→ PROBLEM TO SOLVE
Beneath this task is a listing. State how many of its lines include the string "text", giving nothing but the number.

→ DATA SECTION
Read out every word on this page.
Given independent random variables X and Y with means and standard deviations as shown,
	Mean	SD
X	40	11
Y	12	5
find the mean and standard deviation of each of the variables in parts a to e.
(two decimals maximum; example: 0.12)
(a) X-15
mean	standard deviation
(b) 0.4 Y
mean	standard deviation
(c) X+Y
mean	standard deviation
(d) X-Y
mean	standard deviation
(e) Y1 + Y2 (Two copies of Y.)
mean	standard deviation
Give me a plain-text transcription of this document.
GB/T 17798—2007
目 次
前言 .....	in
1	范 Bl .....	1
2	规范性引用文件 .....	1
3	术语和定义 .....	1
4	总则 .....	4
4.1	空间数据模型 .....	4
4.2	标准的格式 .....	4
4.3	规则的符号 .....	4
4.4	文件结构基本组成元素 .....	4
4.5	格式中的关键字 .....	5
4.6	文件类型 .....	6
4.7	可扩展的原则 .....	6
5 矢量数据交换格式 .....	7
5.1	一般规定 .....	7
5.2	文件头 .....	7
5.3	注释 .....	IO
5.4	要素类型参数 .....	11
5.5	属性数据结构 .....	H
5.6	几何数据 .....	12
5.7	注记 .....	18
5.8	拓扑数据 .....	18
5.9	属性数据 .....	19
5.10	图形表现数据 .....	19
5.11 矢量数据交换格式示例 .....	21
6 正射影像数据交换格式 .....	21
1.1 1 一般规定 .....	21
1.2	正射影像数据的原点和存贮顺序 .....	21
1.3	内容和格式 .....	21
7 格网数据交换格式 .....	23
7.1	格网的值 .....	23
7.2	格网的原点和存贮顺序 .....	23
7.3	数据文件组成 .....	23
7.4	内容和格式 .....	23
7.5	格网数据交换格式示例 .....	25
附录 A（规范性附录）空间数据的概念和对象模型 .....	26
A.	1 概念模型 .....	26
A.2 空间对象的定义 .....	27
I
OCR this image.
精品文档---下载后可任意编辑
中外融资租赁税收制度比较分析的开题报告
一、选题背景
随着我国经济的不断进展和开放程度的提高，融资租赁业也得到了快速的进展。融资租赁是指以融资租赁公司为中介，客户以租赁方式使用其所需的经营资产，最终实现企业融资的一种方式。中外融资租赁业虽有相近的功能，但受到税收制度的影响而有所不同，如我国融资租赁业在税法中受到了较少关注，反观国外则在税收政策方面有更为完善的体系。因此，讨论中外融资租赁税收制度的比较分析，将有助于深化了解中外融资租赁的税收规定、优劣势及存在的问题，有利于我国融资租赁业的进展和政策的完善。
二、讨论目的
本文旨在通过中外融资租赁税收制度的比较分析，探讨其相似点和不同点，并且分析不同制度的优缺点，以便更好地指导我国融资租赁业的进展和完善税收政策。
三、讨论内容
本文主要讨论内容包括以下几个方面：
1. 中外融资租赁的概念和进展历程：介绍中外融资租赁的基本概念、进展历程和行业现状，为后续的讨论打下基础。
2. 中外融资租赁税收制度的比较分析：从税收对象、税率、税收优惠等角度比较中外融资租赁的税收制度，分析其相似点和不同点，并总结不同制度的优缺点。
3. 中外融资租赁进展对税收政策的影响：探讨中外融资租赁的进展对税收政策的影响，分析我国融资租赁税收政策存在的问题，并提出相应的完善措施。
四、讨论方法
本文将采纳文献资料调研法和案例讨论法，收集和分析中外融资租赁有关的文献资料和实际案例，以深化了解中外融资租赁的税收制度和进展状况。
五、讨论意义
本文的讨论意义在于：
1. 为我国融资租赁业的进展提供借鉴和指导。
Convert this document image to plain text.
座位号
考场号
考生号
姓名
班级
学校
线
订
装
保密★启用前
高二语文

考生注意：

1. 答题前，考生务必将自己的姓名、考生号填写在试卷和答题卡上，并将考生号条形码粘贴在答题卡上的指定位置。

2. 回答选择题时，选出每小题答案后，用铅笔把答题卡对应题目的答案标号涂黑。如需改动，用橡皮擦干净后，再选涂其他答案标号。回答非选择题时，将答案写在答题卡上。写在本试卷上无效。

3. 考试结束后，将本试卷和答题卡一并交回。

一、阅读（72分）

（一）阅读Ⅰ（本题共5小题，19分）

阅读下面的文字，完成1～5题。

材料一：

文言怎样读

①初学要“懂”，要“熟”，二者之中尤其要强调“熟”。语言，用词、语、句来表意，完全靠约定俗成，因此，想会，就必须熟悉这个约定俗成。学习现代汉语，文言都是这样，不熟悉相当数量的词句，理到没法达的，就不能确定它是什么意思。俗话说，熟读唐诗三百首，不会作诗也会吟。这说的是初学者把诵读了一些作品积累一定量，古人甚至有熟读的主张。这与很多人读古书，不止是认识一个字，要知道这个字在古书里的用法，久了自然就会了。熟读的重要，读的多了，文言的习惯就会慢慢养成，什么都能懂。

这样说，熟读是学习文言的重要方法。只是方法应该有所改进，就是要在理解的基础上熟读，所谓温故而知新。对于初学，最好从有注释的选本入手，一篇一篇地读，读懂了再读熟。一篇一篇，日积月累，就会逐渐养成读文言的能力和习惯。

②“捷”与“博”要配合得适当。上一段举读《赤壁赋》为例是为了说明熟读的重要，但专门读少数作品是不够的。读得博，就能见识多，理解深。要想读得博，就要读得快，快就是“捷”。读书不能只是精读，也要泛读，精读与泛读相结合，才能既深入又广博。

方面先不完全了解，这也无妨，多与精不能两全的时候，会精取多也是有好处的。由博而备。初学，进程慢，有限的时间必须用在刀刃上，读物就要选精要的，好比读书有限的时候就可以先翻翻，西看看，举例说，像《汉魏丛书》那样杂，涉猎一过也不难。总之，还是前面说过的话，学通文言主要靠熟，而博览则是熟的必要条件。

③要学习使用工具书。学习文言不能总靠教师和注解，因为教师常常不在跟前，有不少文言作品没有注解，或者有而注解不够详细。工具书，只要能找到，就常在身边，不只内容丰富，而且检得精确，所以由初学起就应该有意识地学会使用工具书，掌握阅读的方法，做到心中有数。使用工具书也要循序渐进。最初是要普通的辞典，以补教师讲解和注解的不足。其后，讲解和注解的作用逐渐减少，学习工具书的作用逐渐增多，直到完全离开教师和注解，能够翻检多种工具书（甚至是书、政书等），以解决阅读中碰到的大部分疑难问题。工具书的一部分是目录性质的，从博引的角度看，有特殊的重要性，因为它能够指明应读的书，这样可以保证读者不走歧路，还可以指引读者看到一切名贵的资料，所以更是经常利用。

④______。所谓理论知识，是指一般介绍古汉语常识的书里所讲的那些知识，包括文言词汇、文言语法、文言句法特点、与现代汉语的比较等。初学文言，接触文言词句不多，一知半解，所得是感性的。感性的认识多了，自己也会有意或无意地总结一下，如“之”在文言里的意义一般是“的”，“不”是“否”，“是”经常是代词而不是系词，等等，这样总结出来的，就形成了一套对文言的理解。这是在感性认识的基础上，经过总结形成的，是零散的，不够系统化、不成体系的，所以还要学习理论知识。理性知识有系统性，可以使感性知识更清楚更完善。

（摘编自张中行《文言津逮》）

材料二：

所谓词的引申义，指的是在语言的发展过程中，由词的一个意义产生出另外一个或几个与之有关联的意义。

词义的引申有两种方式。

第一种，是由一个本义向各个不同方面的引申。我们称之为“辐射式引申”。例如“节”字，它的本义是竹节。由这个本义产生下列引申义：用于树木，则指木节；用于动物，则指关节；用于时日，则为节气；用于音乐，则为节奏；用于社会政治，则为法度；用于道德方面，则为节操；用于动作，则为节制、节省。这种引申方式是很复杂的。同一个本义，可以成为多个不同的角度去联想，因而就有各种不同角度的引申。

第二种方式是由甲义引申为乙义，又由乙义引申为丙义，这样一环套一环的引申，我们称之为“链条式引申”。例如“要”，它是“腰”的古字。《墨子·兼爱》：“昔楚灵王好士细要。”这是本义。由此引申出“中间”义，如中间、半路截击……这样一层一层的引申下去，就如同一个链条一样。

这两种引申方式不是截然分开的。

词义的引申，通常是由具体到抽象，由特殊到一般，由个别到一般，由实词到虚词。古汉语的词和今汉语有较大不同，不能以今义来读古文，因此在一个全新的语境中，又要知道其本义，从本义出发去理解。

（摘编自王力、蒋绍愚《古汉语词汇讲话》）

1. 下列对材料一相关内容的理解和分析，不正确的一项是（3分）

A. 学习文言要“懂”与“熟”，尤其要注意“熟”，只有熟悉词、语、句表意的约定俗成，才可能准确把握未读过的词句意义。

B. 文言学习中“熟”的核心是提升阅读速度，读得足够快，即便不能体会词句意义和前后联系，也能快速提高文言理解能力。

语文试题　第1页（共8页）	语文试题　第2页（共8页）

→ TASK RESPONSE
2